Source material -
────────────────────────────────────────

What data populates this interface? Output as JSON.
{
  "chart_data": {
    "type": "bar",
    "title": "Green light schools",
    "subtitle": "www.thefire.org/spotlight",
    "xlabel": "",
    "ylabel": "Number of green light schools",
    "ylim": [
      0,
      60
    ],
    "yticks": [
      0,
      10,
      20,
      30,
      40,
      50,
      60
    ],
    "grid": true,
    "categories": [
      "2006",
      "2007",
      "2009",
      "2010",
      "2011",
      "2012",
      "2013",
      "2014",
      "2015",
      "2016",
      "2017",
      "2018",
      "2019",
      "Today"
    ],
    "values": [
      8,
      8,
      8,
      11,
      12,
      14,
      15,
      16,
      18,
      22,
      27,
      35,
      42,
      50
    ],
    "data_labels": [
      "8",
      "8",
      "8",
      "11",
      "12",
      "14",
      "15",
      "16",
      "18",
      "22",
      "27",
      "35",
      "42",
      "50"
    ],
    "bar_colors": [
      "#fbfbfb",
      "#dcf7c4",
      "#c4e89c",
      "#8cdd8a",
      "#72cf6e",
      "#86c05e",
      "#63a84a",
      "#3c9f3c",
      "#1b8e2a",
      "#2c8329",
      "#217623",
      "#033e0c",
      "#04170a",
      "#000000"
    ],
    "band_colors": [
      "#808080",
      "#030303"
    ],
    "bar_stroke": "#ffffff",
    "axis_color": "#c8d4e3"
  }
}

────────────────────────────────────────

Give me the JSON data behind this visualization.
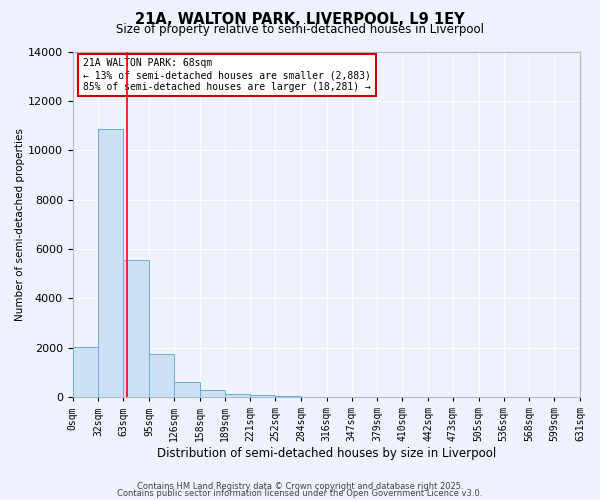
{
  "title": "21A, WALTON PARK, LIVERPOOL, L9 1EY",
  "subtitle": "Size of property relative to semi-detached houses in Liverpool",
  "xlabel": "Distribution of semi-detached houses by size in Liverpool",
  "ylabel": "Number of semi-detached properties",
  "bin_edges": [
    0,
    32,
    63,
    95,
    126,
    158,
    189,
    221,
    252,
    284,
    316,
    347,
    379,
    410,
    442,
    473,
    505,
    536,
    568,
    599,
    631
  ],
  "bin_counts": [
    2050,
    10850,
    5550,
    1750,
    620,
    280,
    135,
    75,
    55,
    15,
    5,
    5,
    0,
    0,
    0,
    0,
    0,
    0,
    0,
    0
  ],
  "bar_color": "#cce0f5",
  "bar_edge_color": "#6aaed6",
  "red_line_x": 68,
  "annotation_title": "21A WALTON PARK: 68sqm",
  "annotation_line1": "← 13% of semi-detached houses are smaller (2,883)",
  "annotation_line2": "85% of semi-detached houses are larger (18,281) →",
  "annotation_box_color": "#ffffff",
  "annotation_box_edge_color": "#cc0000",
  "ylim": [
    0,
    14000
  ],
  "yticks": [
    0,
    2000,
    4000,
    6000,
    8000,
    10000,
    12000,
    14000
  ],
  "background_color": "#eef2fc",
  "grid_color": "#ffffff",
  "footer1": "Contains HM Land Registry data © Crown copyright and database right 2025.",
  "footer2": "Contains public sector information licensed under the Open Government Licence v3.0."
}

────────────────────────────────────────

Task brief -
From the records, copy every line that has the string "subtitle" in it.

Output -
    "subtitle": "www.thefire.org/spotlight",
  "subtitle": "Size of property relative to semi-detached houses in Liverpool",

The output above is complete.